*Stated exercise:* Nothing but the lines from the one that contains "Read this page and output its text content." through the end of the listing should appear, set down exactly.

*Rows:*
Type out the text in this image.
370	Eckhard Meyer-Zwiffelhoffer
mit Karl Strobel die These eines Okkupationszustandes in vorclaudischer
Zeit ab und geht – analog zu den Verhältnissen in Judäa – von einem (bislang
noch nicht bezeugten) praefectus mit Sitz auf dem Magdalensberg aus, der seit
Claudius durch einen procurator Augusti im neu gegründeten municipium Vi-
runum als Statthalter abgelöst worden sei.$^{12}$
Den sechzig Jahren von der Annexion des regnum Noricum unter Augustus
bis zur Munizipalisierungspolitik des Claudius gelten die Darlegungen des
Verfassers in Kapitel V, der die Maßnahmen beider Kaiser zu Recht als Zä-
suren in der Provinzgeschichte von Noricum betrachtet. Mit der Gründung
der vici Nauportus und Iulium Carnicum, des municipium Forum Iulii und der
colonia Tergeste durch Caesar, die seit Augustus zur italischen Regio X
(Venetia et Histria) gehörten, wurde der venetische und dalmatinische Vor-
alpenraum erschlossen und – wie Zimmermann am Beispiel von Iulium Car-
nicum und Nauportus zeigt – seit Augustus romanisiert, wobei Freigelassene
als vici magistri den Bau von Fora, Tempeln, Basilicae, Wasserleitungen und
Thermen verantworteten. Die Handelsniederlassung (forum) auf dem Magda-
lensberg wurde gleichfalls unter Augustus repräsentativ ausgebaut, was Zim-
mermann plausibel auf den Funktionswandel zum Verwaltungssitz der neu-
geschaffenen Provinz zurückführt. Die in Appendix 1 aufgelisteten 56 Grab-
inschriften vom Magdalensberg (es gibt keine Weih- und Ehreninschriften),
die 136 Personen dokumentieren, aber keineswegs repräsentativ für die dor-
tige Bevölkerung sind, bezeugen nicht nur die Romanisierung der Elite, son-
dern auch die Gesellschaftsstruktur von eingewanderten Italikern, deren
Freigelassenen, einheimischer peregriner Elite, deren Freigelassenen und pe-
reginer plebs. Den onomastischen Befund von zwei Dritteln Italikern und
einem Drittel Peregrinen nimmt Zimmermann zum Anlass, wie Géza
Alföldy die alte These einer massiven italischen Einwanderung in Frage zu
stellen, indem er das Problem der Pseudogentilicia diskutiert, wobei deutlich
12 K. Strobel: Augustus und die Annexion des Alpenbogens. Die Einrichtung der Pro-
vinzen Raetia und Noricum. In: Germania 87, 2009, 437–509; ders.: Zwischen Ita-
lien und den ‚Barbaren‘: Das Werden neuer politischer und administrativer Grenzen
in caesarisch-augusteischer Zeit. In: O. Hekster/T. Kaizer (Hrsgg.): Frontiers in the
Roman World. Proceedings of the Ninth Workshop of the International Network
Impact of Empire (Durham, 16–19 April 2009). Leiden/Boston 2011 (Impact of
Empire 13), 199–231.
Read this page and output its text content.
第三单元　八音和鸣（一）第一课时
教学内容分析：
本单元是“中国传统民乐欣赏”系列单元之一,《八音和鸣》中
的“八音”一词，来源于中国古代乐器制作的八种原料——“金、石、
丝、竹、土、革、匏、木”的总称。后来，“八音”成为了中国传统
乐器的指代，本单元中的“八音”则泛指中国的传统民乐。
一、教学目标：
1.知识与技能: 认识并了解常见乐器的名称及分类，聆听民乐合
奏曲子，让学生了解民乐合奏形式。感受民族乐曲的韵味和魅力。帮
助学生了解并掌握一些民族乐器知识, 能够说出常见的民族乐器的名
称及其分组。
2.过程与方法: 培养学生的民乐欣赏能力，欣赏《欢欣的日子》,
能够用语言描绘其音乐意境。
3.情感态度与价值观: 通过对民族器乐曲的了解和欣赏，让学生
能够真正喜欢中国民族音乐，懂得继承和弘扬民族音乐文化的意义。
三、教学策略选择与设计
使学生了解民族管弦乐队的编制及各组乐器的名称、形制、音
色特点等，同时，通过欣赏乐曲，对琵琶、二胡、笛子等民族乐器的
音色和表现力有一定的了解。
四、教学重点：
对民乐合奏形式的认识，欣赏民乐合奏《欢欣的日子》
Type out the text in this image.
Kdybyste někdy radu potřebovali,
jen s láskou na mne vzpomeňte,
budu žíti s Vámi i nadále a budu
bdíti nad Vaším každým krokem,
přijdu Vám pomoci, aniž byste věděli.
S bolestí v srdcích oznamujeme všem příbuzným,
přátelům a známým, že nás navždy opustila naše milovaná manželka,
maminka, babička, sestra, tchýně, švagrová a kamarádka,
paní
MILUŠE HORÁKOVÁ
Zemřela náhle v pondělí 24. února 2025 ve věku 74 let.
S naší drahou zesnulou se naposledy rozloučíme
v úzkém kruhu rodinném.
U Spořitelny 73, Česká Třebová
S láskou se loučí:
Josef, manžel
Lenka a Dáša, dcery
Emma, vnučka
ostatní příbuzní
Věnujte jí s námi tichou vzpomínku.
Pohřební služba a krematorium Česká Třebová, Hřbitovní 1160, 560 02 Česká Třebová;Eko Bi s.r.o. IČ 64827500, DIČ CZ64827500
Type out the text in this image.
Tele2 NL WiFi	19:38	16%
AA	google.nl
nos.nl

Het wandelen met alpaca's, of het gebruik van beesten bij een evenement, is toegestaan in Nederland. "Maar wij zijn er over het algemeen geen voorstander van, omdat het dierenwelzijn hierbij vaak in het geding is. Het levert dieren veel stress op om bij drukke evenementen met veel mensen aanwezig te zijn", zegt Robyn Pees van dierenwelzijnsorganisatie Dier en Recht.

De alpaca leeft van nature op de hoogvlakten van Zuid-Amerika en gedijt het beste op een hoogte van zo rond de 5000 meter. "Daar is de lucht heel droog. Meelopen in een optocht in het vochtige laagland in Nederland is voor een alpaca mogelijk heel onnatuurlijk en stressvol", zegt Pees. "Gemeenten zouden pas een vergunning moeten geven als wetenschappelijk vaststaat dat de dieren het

*Task response:*
Read this page and output its text content.
第三单元　八音和鸣（一）第一课时
教学内容分析：
本单元是“中国传统民乐欣赏”系列单元之一,《八音和鸣》中
的“八音”一词，来源于中国古代乐器制作的八种原料——“金、石、
丝、竹、土、革、匏、木”的总称。后来，“八音”成为了中国传统
乐器的指代，本单元中的“八音”则泛指中国的传统民乐。
一、教学目标：
1.知识与技能: 认识并了解常见乐器的名称及分类，聆听民乐合
奏曲子，让学生了解民乐合奏形式。感受民族乐曲的韵味和魅力。帮
助学生了解并掌握一些民族乐器知识, 能够说出常见的民族乐器的名
称及其分组。
2.过程与方法: 培养学生的民乐欣赏能力，欣赏《欢欣的日子》,
能够用语言描绘其音乐意境。
3.情感态度与价值观: 通过对民族器乐曲的了解和欣赏，让学生
能够真正喜欢中国民族音乐，懂得继承和弘扬民族音乐文化的意义。
三、教学策略选择与设计
使学生了解民族管弦乐队的编制及各组乐器的名称、形制、音
色特点等，同时，通过欣赏乐曲，对琵琶、二胡、笛子等民族乐器的
音色和表现力有一定的了解。
四、教学重点：
对民乐合奏形式的认识，欣赏民乐合奏《欢欣的日子》
Type out the text in this image.
Kdybyste někdy radu potřebovali,
jen s láskou na mne vzpomeňte,
budu žíti s Vámi i nadále a budu
bdíti nad Vaším každým krokem,
přijdu Vám pomoci, aniž byste věděli.
S bolestí v srdcích oznamujeme všem příbuzným,
přátelům a známým, že nás navždy opustila naše milovaná manželka,
maminka, babička, sestra, tchýně, švagrová a kamarádka,
paní
MILUŠE HORÁKOVÁ
Zemřela náhle v pondělí 24. února 2025 ve věku 74 let.
S naší drahou zesnulou se naposledy rozloučíme
v úzkém kruhu rodinném.
U Spořitelny 73, Česká Třebová
S láskou se loučí:
Josef, manžel
Lenka a Dáša, dcery
Emma, vnučka
ostatní příbuzní
Věnujte jí s námi tichou vzpomínku.
Pohřební služba a krematorium Česká Třebová, Hřbitovní 1160, 560 02 Česká Třebová;Eko Bi s.r.o. IČ 64827500, DIČ CZ64827500
Type out the text in this image.
Tele2 NL WiFi	19:38	16%
AA	google.nl
nos.nl

Het wandelen met alpaca's, of het gebruik van beesten bij een evenement, is toegestaan in Nederland. "Maar wij zijn er over het algemeen geen voorstander van, omdat het dierenwelzijn hierbij vaak in het geding is. Het levert dieren veel stress op om bij drukke evenementen met veel mensen aanwezig te zijn", zegt Robyn Pees van dierenwelzijnsorganisatie Dier en Recht.

De alpaca leeft van nature op de hoogvlakten van Zuid-Amerika en gedijt het beste op een hoogte van zo rond de 5000 meter. "Daar is de lucht heel droog. Meelopen in een optocht in het vochtige laagland in Nederland is voor een alpaca mogelijk heel onnatuurlijk en stressvol", zegt Pees. "Gemeenten zouden pas een vergunning moeten geven als wetenschappelijk vaststaat dat de dieren het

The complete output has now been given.